=== LISTED ENTRIES ===

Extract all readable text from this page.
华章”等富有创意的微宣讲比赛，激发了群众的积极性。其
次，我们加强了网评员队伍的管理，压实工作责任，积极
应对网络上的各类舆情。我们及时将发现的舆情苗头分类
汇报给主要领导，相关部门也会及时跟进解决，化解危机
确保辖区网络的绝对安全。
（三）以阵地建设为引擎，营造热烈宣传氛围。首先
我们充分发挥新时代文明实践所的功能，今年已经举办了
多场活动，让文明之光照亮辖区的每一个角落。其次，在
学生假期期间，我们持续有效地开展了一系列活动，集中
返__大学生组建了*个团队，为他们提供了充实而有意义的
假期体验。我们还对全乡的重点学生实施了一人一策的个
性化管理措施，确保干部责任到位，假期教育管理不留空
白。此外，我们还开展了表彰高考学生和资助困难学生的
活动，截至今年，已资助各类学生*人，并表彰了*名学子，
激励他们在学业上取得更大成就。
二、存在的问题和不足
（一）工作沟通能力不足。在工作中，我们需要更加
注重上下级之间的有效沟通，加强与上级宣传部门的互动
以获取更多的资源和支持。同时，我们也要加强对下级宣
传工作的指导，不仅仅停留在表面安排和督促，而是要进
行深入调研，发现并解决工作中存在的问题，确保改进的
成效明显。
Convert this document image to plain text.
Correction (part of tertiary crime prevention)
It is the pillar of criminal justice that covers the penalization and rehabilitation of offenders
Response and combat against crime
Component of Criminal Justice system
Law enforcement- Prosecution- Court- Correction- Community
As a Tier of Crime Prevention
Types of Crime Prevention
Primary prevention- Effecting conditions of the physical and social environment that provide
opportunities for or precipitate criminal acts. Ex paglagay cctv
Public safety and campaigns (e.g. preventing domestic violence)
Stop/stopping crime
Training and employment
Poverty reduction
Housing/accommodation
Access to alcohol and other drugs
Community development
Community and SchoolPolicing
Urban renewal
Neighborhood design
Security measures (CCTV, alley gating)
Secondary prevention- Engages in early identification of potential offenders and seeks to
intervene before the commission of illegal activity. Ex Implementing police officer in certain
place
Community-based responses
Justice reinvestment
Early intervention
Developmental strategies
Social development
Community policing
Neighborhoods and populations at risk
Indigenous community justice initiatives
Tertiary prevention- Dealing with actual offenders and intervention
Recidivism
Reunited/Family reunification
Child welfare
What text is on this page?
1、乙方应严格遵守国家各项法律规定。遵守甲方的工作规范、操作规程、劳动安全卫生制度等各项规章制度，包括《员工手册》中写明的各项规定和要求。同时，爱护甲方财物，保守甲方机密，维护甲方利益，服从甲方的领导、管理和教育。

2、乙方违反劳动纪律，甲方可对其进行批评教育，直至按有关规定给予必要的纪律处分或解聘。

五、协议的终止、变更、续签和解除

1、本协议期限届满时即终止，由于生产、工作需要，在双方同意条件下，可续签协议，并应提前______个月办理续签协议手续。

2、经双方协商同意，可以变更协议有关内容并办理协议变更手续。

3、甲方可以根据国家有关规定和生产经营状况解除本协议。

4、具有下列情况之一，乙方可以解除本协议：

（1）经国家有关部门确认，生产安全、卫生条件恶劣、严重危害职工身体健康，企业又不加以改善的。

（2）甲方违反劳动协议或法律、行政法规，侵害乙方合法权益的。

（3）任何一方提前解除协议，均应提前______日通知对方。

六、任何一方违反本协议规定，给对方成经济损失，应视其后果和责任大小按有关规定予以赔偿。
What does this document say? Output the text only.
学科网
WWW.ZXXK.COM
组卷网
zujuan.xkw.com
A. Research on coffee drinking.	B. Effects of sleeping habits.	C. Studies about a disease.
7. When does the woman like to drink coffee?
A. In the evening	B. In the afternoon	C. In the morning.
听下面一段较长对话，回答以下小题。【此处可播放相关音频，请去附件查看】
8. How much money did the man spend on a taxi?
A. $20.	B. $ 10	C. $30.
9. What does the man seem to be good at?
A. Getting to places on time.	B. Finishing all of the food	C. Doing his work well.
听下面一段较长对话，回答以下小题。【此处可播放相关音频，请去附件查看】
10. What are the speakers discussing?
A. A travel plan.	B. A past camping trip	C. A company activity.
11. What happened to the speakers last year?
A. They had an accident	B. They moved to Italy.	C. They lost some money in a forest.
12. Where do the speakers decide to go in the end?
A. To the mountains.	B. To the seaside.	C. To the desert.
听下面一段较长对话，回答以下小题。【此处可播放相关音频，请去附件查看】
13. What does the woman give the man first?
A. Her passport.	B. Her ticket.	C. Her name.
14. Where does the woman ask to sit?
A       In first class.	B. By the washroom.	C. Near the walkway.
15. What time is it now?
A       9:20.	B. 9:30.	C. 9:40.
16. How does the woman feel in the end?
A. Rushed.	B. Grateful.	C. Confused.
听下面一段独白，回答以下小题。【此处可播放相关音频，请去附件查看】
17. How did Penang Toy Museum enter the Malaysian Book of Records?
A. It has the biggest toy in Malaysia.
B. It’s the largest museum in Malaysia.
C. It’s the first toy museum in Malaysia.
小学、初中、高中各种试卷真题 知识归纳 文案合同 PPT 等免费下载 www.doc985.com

===

Where a line in the material above holds "woman", copy that line.

7. When does the woman like to drink coffee?
13. What does the woman give the man first?
14. Where does the woman ask to sit?
16. How does the woman feel in the end?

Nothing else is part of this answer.